> _What to produce_: Pull out every line of the listing below where "lowest" appears.

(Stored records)
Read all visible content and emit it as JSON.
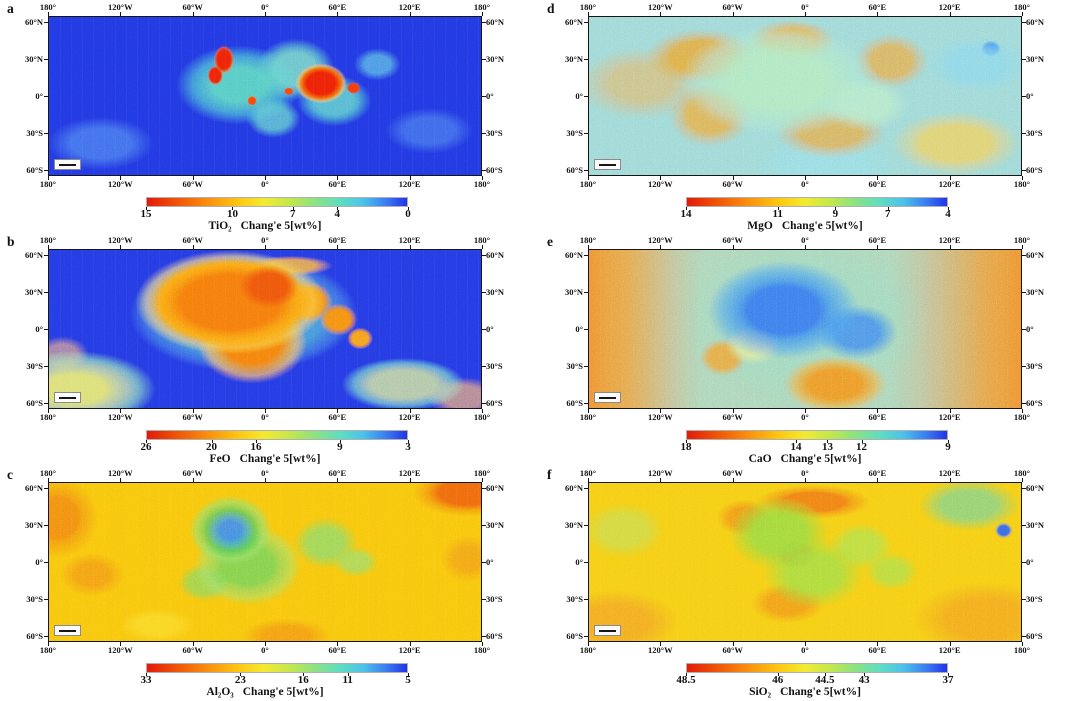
{
  "figure": {
    "axes": {
      "lon_labels": [
        "180°",
        "120°W",
        "60°W",
        "0°",
        "60°E",
        "120°E",
        "180°"
      ],
      "lat_labels": [
        "60°N",
        "30°N",
        "0°",
        "30°S",
        "60°S"
      ]
    },
    "colorbar_colors": [
      "#e21a0a",
      "#ef5207",
      "#fa8d0e",
      "#fec613",
      "#f4ea2f",
      "#c3e84c",
      "#8ae284",
      "#5fdec0",
      "#4cc3ea",
      "#3a7df2",
      "#2433e8"
    ],
    "panels": [
      {
        "letter": "a",
        "map_id": "tio2",
        "colorbar": {
          "formula": "TiO₂",
          "rest": "Chang'e 5[wt%]",
          "ticks": [
            {
              "v": "15",
              "pos": 0.0
            },
            {
              "v": "10",
              "pos": 0.33
            },
            {
              "v": "7",
              "pos": 0.56
            },
            {
              "v": "4",
              "pos": 0.73
            },
            {
              "v": "0",
              "pos": 1.0
            }
          ]
        }
      },
      {
        "letter": "d",
        "map_id": "mgo",
        "colorbar": {
          "formula": "MgO",
          "rest": "Chang'e 5[wt%]",
          "ticks": [
            {
              "v": "14",
              "pos": 0.0
            },
            {
              "v": "11",
              "pos": 0.35
            },
            {
              "v": "9",
              "pos": 0.57
            },
            {
              "v": "7",
              "pos": 0.77
            },
            {
              "v": "4",
              "pos": 1.0
            }
          ]
        }
      },
      {
        "letter": "b",
        "map_id": "feo",
        "colorbar": {
          "formula": "FeO",
          "rest": "Chang'e 5[wt%]",
          "ticks": [
            {
              "v": "26",
              "pos": 0.0
            },
            {
              "v": "20",
              "pos": 0.25
            },
            {
              "v": "16",
              "pos": 0.42
            },
            {
              "v": "9",
              "pos": 0.74
            },
            {
              "v": "3",
              "pos": 1.0
            }
          ]
        }
      },
      {
        "letter": "e",
        "map_id": "cao",
        "colorbar": {
          "formula": "CaO",
          "rest": "Chang'e 5[wt%]",
          "ticks": [
            {
              "v": "18",
              "pos": 0.0
            },
            {
              "v": "14",
              "pos": 0.42
            },
            {
              "v": "13",
              "pos": 0.54
            },
            {
              "v": "12",
              "pos": 0.67
            },
            {
              "v": "9",
              "pos": 1.0
            }
          ]
        }
      },
      {
        "letter": "c",
        "map_id": "al2o3",
        "colorbar": {
          "formula": "Al₂O₃",
          "rest": "Chang'e 5[wt%]",
          "ticks": [
            {
              "v": "33",
              "pos": 0.0
            },
            {
              "v": "23",
              "pos": 0.36
            },
            {
              "v": "16",
              "pos": 0.6
            },
            {
              "v": "11",
              "pos": 0.77
            },
            {
              "v": "5",
              "pos": 1.0
            }
          ]
        }
      },
      {
        "letter": "f",
        "map_id": "sio2",
        "colorbar": {
          "formula": "SiO₂",
          "rest": "Chang'e 5[wt%]",
          "ticks": [
            {
              "v": "48.5",
              "pos": 0.0
            },
            {
              "v": "46",
              "pos": 0.35
            },
            {
              "v": "44.5",
              "pos": 0.53
            },
            {
              "v": "43",
              "pos": 0.68
            },
            {
              "v": "37",
              "pos": 1.0
            }
          ]
        }
      }
    ]
  },
  "chart_data": [
    {
      "type": "heatmap",
      "panel": "a",
      "species": "TiO2",
      "title": "TiO₂ Chang'e 5[wt%]",
      "projection": "equirectangular global lunar map",
      "x_ticks": [
        "180°",
        "120°W",
        "60°W",
        "0°",
        "60°E",
        "120°E",
        "180°"
      ],
      "y_ticks": [
        "60°N",
        "30°N",
        "0°",
        "30°S",
        "60°S"
      ],
      "value_range": [
        0,
        15
      ],
      "colorbar_tick_values": [
        15,
        10,
        7,
        4,
        0
      ],
      "colorbar_tick_positions": [
        0,
        0.33,
        0.56,
        0.73,
        1.0
      ],
      "high_color": "#e21a0a",
      "low_color": "#2433e8",
      "pattern": "Mostly low TiO2 (deep blue) highlands; moderate teal-green values over nearside maria; highest TiO2 (red) patches in Oceanus Procellarum (~60°W, 20-30°N) and Mare Tranquillitatis (~30°E, 0-15°N)."
    },
    {
      "type": "heatmap",
      "panel": "b",
      "species": "FeO",
      "title": "FeO Chang'e 5[wt%]",
      "projection": "equirectangular global lunar map",
      "x_ticks": [
        "180°",
        "120°W",
        "60°W",
        "0°",
        "60°E",
        "120°E",
        "180°"
      ],
      "y_ticks": [
        "60°N",
        "30°N",
        "0°",
        "30°S",
        "60°S"
      ],
      "value_range": [
        3,
        26
      ],
      "colorbar_tick_values": [
        26,
        20,
        16,
        9,
        3
      ],
      "colorbar_tick_positions": [
        0,
        0.25,
        0.42,
        0.74,
        1.0
      ],
      "high_color": "#e21a0a",
      "low_color": "#2433e8",
      "pattern": "High FeO (orange-red) over nearside maria (Procellarum, Imbrium, Serenitatis, Tranquillitatis, Crisium); low FeO (blue) feldspathic highlands; elevated yellow-green values in South Pole-Aitken region (bottom-left and bottom-right)."
    },
    {
      "type": "heatmap",
      "panel": "c",
      "species": "Al2O3",
      "title": "Al₂O₃ Chang'e 5[wt%]",
      "projection": "equirectangular global lunar map",
      "x_ticks": [
        "180°",
        "120°W",
        "60°W",
        "0°",
        "60°E",
        "120°E",
        "180°"
      ],
      "y_ticks": [
        "60°N",
        "30°N",
        "0°",
        "30°S",
        "60°S"
      ],
      "value_range": [
        5,
        33
      ],
      "colorbar_tick_values": [
        33,
        23,
        16,
        11,
        5
      ],
      "colorbar_tick_positions": [
        0,
        0.36,
        0.6,
        0.77,
        1.0
      ],
      "high_color": "#e21a0a",
      "low_color": "#2433e8",
      "pattern": "High Al2O3 (orange-yellow) highlands with reddish patches near crater rays and basin rims; low Al2O3 (green to blue) over nearside maria, lowest (blue) in Mare Imbrium/Procellarum."
    },
    {
      "type": "heatmap",
      "panel": "d",
      "species": "MgO",
      "title": "MgO Chang'e 5[wt%]",
      "projection": "equirectangular global lunar map",
      "x_ticks": [
        "180°",
        "120°W",
        "60°W",
        "0°",
        "60°E",
        "120°E",
        "180°"
      ],
      "y_ticks": [
        "60°N",
        "30°N",
        "0°",
        "30°S",
        "60°S"
      ],
      "value_range": [
        4,
        14
      ],
      "colorbar_tick_values": [
        14,
        11,
        9,
        7,
        4
      ],
      "colorbar_tick_positions": [
        0,
        0.35,
        0.57,
        0.77,
        1.0
      ],
      "high_color": "#e21a0a",
      "low_color": "#2433e8",
      "pattern": "Intermediate MgO (pale green) across nearside maria, ringed by high-MgO (orange) mottling; lower MgO (cyan-blue) farside highlands with orange speckle; yellow patches in southern farside."
    },
    {
      "type": "heatmap",
      "panel": "e",
      "species": "CaO",
      "title": "CaO Chang'e 5[wt%]",
      "projection": "equirectangular global lunar map",
      "x_ticks": [
        "180°",
        "120°W",
        "60°W",
        "0°",
        "60°E",
        "120°E",
        "180°"
      ],
      "y_ticks": [
        "60°N",
        "30°N",
        "0°",
        "30°S",
        "60°S"
      ],
      "value_range": [
        9,
        18
      ],
      "colorbar_tick_values": [
        18,
        14,
        13,
        12,
        9
      ],
      "colorbar_tick_positions": [
        0,
        0.42,
        0.54,
        0.67,
        1.0
      ],
      "high_color": "#e21a0a",
      "low_color": "#2433e8",
      "pattern": "High CaO (orange-red) on farside east and west edges; intermediate (green-cyan) mid-longitudes; low CaO (blue) over nearside maria; orange region around Tycho (~10°W, 45°S)."
    },
    {
      "type": "heatmap",
      "panel": "f",
      "species": "SiO2",
      "title": "SiO₂ Chang'e 5[wt%]",
      "projection": "equirectangular global lunar map",
      "x_ticks": [
        "180°",
        "120°W",
        "60°W",
        "0°",
        "60°E",
        "120°E",
        "180°"
      ],
      "y_ticks": [
        "60°N",
        "30°N",
        "0°",
        "30°S",
        "60°S"
      ],
      "value_range": [
        37,
        48.5
      ],
      "colorbar_tick_values": [
        48.5,
        46,
        44.5,
        43,
        37
      ],
      "colorbar_tick_positions": [
        0,
        0.35,
        0.53,
        0.68,
        1.0
      ],
      "high_color": "#e21a0a",
      "low_color": "#2433e8",
      "pattern": "Yellow-orange (high SiO2) highlands; green (lower SiO2) nearside maria; orange-red rims bordering maria; green-teal patches in northern farside (top-right); blue lowest values in small spots."
    }
  ]
}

> _Written response_:
      "pattern": "High Al2O3 (orange-yellow) highlands with reddish patches near crater rays and basin rims; low Al2O3 (green to blue) over nearside maria, lowest (blue) in Mare Imbrium/Procellarum."
      "pattern": "Yellow-orange (high SiO2) highlands; green (lower SiO2) nearside maria; orange-red rims bordering maria; green-teal patches in northern farside (top-right); blue lowest values in small spots."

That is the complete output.